• [About this task]
Answer these questions using the economic news excerpt:
(a) On what date is the $600 weekly unemployment increase currently scheduled to expire?
(b) How much will the four COVID-19 emergency relief bills add to the deficit in total, according to the Congressional Budget Office?
(c) What did the IRS tell nursing homes on Tuesday about coronavirus stimulus checks?

• [Page extract]
* * * * * * *
The Hill’s Niv Elis and Naomi Jagoda explain here.
- Lawmakers agreed to increase weekly unemployment benefits by $600 across the board in the CARES Act because that amount is the difference between the average weekly wage and the average weekly state unemployment benefit.
- Some Republicans have been criticizing the boost as too generous since before the CARES Act became law. The $600 per week increase is currently scheduled to expire on July 31, and its fate is set to be one of the key questions facing lawmakers and the administration when they negotiate a subsequent coronavirus relief package.
The danger: A Friday report from the Federal Reserve noted that recipients could find themselves in a dire situation without the expanded benefits.
“The supplementary UI [unemployment insurance] will end this summer. At that point, it will be difficult for many families to meet their financial commitments — rent, food, utilities, and other payments — if the economic downturn continues and the benefits are not renewed,” the report said.
- GOP lawmakers also say that the economy has been improving, requiring a different approach to unemployment benefits. “States are reopening, employment recently turned positive, and we need to shift our focus to helping people safely return to work, making sure businesses are able to come back quickly and put the country back on a path to economic growth,” Senate Finance Committee Chairman Chuck Grassley (R-Iowa) said during a hearing last week.
- But Democrats say that now isn’t the time to let up on federal assistance. House Democrats last month passed a bill that would extend the $600 weekly increase until Jan. 31.
- Lawmakers are also considering some type of “return to work” bonus that allows people to keep receiving some or all of the boost to unemployment benefits for a period of time after they start working again.
CBO: COVID-19 emergency bills will add $2.4 trillion to deficit: The four COVID-19 emergency relief bills passed in March and April will add a total of $2.4 trillion to the deficit, according to a new report by the nonpartisan Congressional Budget Office (CBO).
The latest figures show the bulk of the deficit increase coming from the CARES Act, the March bill that included stimulus checks, increases to unemployment insurance, forgivable small business loans, and other major supports for business.
- That law alone accounted for $1.72 trillion in deficit increases expected over a decade.
- Behind that was the April law extending the small business loans program, called the Paycheck Protection Program, which CBO estimated would add another $483 billion to the deficit.
- The two earlier bills, which focused on the health care response and expanding paid leave, cost $8 billion and $192 billion, respectively.
Niv breaks it down here.
GOOD TO KNOW
- The IRS on Tuesday alerted nursing homes that coronavirus stimulus checks generally belong to residents and cannot be seized by these facilities.
- Stocks posted major gains on Tuesday after data showed retail sales jumped by a record last month.
- The U.S. fell in the Institute for Management Development’s (IMD) World Competitiveness ranking — an annual report on the world’s economies — for the second consecutive year.
- Giving to U.S. charities in 2019 reached one of its highest levels on record, according to a report’s findings announced Tuesday that provide a look into the giving landscape prior to the coronavirus crisis.
- Lawmakers in both chambers are looking for ways to assist the energy industry as the economic fallout hits fossil fuels and renewables alike.
- The European Commission said Tuesday that it is launching two investigations into Apple’s App Store and Apple Pay regarding whether the company is violating the European Union’s (EU) competition rules.
* * * * * * *
Items from a data source
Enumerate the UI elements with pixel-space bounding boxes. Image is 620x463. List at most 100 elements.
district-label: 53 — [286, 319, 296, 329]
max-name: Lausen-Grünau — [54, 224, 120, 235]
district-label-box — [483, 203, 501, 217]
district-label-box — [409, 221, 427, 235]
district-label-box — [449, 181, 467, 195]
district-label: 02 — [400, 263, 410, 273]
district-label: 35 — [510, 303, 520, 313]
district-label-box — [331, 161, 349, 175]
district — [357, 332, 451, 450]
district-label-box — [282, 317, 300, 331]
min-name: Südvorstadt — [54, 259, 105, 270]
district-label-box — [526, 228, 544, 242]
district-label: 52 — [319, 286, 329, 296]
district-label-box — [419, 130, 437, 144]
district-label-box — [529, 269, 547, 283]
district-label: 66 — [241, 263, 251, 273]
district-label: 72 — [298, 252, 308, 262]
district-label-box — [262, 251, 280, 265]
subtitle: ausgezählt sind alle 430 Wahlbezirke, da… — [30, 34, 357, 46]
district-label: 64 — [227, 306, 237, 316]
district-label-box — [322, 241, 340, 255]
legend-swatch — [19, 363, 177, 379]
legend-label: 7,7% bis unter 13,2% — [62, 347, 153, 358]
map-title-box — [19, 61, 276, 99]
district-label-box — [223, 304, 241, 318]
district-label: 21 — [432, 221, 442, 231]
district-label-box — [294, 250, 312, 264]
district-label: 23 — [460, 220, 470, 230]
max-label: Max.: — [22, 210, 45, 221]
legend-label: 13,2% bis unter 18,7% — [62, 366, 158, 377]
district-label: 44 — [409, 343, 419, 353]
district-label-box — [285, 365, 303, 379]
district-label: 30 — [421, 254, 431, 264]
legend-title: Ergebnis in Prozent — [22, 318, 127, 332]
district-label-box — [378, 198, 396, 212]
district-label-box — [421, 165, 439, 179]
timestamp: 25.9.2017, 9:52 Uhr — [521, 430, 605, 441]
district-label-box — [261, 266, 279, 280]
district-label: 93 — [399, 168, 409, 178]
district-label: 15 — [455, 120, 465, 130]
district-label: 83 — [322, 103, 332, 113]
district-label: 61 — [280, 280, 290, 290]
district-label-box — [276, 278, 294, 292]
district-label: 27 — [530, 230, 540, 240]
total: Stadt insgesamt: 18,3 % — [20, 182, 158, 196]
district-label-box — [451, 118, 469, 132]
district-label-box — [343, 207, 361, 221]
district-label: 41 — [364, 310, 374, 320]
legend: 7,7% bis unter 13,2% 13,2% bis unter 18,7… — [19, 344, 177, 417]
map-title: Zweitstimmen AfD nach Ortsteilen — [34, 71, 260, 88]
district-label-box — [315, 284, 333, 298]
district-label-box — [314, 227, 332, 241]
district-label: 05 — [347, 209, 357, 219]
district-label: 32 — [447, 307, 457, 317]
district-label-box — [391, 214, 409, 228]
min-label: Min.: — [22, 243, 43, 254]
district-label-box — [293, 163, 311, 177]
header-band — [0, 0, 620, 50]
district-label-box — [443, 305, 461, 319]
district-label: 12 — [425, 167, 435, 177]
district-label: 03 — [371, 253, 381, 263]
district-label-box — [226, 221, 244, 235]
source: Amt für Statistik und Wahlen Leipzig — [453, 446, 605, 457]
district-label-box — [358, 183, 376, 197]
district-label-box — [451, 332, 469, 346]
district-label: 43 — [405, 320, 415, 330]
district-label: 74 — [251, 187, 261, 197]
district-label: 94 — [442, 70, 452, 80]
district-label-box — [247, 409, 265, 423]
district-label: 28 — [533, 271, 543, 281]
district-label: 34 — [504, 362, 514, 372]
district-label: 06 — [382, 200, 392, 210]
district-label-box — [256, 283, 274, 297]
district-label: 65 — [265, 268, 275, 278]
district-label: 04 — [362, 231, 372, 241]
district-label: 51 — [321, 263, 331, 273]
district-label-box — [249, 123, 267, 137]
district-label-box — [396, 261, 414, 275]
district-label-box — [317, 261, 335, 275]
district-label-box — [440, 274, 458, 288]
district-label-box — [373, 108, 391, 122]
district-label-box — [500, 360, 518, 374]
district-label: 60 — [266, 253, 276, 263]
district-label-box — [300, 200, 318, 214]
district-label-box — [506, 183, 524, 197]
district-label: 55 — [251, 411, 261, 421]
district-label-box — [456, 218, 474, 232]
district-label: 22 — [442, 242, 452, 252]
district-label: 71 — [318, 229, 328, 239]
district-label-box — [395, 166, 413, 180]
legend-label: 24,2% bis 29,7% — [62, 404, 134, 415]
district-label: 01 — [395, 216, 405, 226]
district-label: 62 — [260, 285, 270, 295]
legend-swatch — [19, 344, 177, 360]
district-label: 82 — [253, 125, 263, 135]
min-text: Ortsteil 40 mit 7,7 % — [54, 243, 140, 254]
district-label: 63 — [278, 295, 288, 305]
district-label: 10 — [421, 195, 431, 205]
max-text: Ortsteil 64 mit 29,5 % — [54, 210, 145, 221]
* * * * * * *
• [Solution for this task]
(a) July 31.
(b) $2.4 trillion.
(c) The checks generally belong to residents and cannot be seized by the facilities.